**Records for processing**
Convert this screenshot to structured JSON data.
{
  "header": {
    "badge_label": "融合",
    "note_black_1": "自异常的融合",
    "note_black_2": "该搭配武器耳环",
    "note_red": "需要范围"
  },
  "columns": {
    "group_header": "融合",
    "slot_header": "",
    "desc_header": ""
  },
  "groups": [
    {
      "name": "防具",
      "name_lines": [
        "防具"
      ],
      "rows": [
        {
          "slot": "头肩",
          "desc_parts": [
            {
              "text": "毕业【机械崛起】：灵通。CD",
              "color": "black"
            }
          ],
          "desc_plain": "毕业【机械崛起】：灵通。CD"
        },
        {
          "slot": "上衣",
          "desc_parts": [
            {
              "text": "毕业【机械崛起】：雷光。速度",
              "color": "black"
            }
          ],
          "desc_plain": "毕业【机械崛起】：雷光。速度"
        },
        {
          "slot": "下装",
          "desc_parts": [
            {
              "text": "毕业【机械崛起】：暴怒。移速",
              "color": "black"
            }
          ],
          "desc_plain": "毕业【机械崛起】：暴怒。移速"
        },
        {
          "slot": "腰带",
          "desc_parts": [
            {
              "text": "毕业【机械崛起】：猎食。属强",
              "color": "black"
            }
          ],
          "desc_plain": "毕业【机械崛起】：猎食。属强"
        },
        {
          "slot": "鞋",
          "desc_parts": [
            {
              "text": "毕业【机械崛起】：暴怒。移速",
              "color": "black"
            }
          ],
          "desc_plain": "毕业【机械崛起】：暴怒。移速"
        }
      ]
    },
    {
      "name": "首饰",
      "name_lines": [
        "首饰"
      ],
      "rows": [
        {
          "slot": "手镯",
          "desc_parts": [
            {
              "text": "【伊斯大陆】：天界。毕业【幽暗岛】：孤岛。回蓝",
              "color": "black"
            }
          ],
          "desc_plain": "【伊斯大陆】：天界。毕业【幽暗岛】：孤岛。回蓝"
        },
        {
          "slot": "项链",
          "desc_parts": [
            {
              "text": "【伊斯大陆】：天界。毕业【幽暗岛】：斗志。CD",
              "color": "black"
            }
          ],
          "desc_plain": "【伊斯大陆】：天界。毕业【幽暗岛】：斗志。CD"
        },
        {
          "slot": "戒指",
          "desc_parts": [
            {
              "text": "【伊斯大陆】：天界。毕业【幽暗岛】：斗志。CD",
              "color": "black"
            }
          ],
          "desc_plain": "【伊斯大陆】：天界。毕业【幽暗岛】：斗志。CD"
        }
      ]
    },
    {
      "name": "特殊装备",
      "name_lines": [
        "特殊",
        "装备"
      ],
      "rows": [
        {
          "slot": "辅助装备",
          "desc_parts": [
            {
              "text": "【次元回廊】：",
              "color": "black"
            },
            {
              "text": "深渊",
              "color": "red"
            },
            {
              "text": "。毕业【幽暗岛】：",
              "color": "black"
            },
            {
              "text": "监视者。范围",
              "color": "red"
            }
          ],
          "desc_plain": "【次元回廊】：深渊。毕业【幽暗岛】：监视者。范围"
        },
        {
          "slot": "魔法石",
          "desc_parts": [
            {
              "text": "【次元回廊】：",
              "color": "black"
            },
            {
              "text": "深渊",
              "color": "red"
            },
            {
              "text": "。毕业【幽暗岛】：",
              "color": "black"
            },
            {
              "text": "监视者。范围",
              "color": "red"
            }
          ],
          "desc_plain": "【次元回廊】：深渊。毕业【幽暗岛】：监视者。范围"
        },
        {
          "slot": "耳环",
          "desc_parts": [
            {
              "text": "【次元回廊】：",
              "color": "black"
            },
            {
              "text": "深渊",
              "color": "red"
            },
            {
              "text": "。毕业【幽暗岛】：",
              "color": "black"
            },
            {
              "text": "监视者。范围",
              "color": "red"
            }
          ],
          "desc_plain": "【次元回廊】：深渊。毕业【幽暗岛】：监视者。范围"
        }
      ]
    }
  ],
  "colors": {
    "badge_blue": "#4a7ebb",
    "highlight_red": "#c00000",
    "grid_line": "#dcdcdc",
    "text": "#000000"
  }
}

**Exercise**
Return all of the entries word for word.

**Final result**
Convert this screenshot to structured JSON data.
{
  "header": {
    "badge_label": "融合",
    "note_black_1": "自异常的融合",
    "note_black_2": "该搭配武器耳环",
    "note_red": "需要范围"
  },
  "columns": {
    "group_header": "融合",
    "slot_header": "",
    "desc_header": ""
  },
  "groups": [
    {
      "name": "防具",
      "name_lines": [
        "防具"
      ],
      "rows": [
        {
          "slot": "头肩",
          "desc_parts": [
            {
              "text": "毕业【机械崛起】：灵通。CD",
              "color": "black"
            }
          ],
          "desc_plain": "毕业【机械崛起】：灵通。CD"
        },
        {
          "slot": "上衣",
          "desc_parts": [
            {
              "text": "毕业【机械崛起】：雷光。速度",
              "color": "black"
            }
          ],
          "desc_plain": "毕业【机械崛起】：雷光。速度"
        },
        {
          "slot": "下装",
          "desc_parts": [
            {
              "text": "毕业【机械崛起】：暴怒。移速",
              "color": "black"
            }
          ],
          "desc_plain": "毕业【机械崛起】：暴怒。移速"
        },
        {
          "slot": "腰带",
          "desc_parts": [
            {
              "text": "毕业【机械崛起】：猎食。属强",
              "color": "black"
            }
          ],
          "desc_plain": "毕业【机械崛起】：猎食。属强"
        },
        {
          "slot": "鞋",
          "desc_parts": [
            {
              "text": "毕业【机械崛起】：暴怒。移速",
              "color": "black"
            }
          ],
          "desc_plain": "毕业【机械崛起】：暴怒。移速"
        }
      ]
    },
    {
      "name": "首饰",
      "name_lines": [
        "首饰"
      ],
      "rows": [
        {
          "slot": "手镯",
          "desc_parts": [
            {
              "text": "【伊斯大陆】：天界。毕业【幽暗岛】：孤岛。回蓝",
              "color": "black"
            }
          ],
          "desc_plain": "【伊斯大陆】：天界。毕业【幽暗岛】：孤岛。回蓝"
        },
        {
          "slot": "项链",
          "desc_parts": [
            {
              "text": "【伊斯大陆】：天界。毕业【幽暗岛】：斗志。CD",
              "color": "black"
            }
          ],
          "desc_plain": "【伊斯大陆】：天界。毕业【幽暗岛】：斗志。CD"
        },
        {
          "slot": "戒指",
          "desc_parts": [
            {
              "text": "【伊斯大陆】：天界。毕业【幽暗岛】：斗志。CD",
              "color": "black"
            }
          ],
          "desc_plain": "【伊斯大陆】：天界。毕业【幽暗岛】：斗志。CD"
        }
      ]
    },
    {
      "name": "特殊装备",
      "name_lines": [
        "特殊",
        "装备"
      ],
      "rows": [
        {
          "slot": "辅助装备",
          "desc_parts": [
            {
              "text": "【次元回廊】：",
              "color": "black"
            },
            {
              "text": "深渊",
              "color": "red"
            },
            {
              "text": "。毕业【幽暗岛】：",
              "color": "black"
            },
            {
              "text": "监视者。范围",
              "color": "red"
            }
          ],
          "desc_plain": "【次元回廊】：深渊。毕业【幽暗岛】：监视者。范围"
        },
        {
          "slot": "魔法石",
          "desc_parts": [
            {
              "text": "【次元回廊】：",
              "color": "black"
            },
            {
              "text": "深渊",
              "color": "red"
            },
            {
              "text": "。毕业【幽暗岛】：",
              "color": "black"
            },
            {
              "text": "监视者。范围",
              "color": "red"
            }
          ],
          "desc_plain": "【次元回廊】：深渊。毕业【幽暗岛】：监视者。范围"
        },
        {
          "slot": "耳环",
          "desc_parts": [
            {
              "text": "【次元回廊】：",
              "color": "black"
            },
            {
              "text": "深渊",
              "color": "red"
            },
            {
              "text": "。毕业【幽暗岛】：",
              "color": "black"
            },
            {
              "text": "监视者。范围",
              "color": "red"
            }
          ],
          "desc_plain": "【次元回廊】：深渊。毕业【幽暗岛】：监视者。范围"
        }
      ]
    }
  ],
  "colors": {
    "badge_blue": "#4a7ebb",
    "highlight_red": "#c00000",
    "grid_line": "#dcdcdc",
    "text": "#000000"
  }
}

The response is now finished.